═════ Texte ═════
Construction d’une chapelle en l’église sainte-Croix, Angers 1622

L’église Sainte-Croix d’Angers est située face à la maison d’Adam, ou plutôt c’est la maison d’Adam qui est sur la place sainte-Croix.
Pour une raison non explicitée ici, les héritiers ont un peu traîné avant de respecter les volontés du testament, et la chapelle est construite 50 ans après le testament ! Comme la vie a entre-temps augmenté, elle sera moins luxueuse.
L’époux d’une des héritières, donc non considéré comme héritier, réussit à glisser ses armes dans la chapelle, alors qu’il n’y est pour rien, c’est à dire pas un denier venant de lui. C’est surprenant car peu respectueux des volontés du défunt !

L’acte qui suit est extrait des Archives Départementales du Maine-et-Loire, série 5E36 – Voici la retranscription de l’acte : Le 24 octobre 1622 comme ainsy soit que défunt noble homme Jacques Richard vivant sieur de Bois Travers eschevin d’Angers ait par son testament et ordonnance de dernière volonté entre autres choses voulu et ordonné estre fait et édifié en l’église parrochiale de Sainte Croix d’Angers joignant la chapelle sainte Barbe et tirant vers le coing de ladite église une autre chapelle de grandeur compétente et comme les paroissiens de ladite église et les héritiers dudit défunt verront bon estre laquelle chapelle seroit voultée tant par bas pour sépultures que par hault et en laquelle y auroit ung aultel fait de maczonnerie de pierre de rajace

    je ne sais pas ce que signifie cette pierre, mais c’est ce que je lis.
    Dernière minute, Marie a trouvé l’explication ci-dessous, merci à elle !
═════
#### Consignes
1. Relevez dans le texte les titres et qualités que l'acte attribue à Jacques Richard.
2. Renvoyez s'il vous plaît à l'identique les lignes des données, du début des données jusqu'à la ligne contenant "bluetooth-icon: [460, 6, 473, 28]", incluse.
═════ Données ═════
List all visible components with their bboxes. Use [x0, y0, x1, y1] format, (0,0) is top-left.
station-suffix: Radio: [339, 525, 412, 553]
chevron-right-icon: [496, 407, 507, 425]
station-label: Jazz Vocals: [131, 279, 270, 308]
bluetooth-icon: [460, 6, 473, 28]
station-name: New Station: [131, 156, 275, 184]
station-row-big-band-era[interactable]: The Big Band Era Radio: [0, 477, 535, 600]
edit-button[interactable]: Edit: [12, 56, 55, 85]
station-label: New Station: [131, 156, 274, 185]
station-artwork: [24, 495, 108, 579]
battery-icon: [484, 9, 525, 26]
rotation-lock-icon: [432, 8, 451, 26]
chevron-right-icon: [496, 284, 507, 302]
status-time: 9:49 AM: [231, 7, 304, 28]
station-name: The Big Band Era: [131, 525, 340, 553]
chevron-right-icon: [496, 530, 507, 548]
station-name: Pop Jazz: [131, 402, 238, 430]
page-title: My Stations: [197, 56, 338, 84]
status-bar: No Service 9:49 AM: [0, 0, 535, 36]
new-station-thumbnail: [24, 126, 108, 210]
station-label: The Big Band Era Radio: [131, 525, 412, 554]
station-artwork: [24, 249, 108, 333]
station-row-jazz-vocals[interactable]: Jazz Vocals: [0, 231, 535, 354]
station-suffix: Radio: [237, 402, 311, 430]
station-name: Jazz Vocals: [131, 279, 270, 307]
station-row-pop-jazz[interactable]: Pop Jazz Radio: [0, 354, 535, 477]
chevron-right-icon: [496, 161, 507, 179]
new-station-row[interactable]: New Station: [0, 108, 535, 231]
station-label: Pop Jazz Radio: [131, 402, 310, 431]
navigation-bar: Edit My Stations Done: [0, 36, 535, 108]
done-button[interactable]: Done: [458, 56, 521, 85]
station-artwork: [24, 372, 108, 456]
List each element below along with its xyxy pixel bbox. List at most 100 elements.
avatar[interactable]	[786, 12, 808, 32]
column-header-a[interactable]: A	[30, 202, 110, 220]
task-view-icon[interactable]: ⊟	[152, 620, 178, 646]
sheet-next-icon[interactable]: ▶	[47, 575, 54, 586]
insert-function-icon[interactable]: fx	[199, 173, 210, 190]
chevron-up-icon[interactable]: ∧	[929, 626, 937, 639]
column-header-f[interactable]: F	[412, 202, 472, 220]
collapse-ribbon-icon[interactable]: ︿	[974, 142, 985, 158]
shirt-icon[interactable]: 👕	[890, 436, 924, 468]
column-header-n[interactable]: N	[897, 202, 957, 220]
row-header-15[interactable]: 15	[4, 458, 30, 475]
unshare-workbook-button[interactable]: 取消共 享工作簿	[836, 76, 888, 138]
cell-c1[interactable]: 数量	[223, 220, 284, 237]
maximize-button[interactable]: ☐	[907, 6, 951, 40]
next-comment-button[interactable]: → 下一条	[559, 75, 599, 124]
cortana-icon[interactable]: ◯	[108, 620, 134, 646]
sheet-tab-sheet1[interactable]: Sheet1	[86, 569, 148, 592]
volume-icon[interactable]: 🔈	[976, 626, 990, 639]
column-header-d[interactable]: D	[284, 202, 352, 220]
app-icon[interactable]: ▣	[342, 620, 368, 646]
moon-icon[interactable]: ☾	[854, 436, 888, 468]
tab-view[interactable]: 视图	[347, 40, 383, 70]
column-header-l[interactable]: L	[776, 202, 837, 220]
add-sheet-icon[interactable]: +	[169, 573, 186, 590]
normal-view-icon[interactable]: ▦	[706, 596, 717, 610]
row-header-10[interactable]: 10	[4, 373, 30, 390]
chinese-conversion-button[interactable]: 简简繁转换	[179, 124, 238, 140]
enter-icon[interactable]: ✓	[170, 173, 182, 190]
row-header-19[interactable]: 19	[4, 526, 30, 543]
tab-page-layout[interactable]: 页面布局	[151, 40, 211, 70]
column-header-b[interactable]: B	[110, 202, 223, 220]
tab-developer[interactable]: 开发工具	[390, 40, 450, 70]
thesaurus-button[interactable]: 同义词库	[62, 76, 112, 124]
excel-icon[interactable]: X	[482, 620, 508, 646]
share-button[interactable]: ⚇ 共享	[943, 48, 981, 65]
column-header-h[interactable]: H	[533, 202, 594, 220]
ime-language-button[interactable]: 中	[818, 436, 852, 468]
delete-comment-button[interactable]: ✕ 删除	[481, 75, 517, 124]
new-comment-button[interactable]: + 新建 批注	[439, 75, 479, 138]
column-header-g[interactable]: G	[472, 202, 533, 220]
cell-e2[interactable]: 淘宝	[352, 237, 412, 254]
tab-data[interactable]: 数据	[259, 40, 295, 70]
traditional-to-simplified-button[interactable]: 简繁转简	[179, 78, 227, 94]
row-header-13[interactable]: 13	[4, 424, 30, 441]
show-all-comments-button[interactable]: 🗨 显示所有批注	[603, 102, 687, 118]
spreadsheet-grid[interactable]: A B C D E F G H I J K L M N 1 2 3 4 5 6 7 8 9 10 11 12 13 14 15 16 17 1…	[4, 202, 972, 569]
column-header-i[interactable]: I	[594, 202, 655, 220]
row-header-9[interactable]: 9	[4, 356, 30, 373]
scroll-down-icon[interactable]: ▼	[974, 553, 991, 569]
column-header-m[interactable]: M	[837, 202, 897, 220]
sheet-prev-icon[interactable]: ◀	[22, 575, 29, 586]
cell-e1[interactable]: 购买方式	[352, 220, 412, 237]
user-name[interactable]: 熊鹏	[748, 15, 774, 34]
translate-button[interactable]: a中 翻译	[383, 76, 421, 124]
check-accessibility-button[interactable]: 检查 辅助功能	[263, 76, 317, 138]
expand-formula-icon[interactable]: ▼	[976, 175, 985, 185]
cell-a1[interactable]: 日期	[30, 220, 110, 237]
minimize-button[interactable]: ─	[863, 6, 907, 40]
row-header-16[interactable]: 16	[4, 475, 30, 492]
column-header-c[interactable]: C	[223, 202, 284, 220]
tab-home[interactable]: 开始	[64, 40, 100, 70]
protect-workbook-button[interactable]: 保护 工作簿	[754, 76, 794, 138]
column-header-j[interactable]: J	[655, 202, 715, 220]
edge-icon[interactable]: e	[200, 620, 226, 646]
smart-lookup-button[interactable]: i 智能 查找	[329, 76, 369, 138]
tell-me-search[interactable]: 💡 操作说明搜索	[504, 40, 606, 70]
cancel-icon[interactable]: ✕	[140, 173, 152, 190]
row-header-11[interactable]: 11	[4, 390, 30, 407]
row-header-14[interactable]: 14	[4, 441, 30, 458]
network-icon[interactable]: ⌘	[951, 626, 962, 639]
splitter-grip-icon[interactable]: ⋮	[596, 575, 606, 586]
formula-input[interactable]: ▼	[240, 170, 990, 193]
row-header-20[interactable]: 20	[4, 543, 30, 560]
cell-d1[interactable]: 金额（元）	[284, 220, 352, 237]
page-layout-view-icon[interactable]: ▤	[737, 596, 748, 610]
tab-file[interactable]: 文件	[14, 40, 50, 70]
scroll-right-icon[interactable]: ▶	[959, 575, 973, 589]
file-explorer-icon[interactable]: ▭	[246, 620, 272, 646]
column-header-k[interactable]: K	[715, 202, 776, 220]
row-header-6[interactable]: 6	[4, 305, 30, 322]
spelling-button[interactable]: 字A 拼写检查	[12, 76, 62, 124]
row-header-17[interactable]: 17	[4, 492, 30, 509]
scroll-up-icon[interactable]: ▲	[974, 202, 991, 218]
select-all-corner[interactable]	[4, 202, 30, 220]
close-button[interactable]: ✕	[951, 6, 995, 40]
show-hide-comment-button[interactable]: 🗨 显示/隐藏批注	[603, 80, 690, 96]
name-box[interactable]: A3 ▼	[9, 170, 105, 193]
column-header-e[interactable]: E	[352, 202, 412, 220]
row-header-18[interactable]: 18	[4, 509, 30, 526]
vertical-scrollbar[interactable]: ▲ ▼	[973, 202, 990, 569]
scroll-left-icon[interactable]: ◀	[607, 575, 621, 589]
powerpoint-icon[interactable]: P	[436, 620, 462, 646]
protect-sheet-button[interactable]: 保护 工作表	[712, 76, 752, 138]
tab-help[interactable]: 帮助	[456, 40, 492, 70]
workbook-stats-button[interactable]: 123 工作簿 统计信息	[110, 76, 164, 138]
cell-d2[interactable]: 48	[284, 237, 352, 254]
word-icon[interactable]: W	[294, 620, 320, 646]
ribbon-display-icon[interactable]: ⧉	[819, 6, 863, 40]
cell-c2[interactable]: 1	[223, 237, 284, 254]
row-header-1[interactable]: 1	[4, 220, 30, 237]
═════
#### Réponses
1.
- noble homme
- sieur de Bois Travers
- eschevin d'Angers

2.
List all visible components with their bboxes. Use [x0, y0, x1, y1] format, (0,0) is top-left.
station-suffix: Radio: [339, 525, 412, 553]
chevron-right-icon: [496, 407, 507, 425]
station-label: Jazz Vocals: [131, 279, 270, 308]
bluetooth-icon: [460, 6, 473, 28]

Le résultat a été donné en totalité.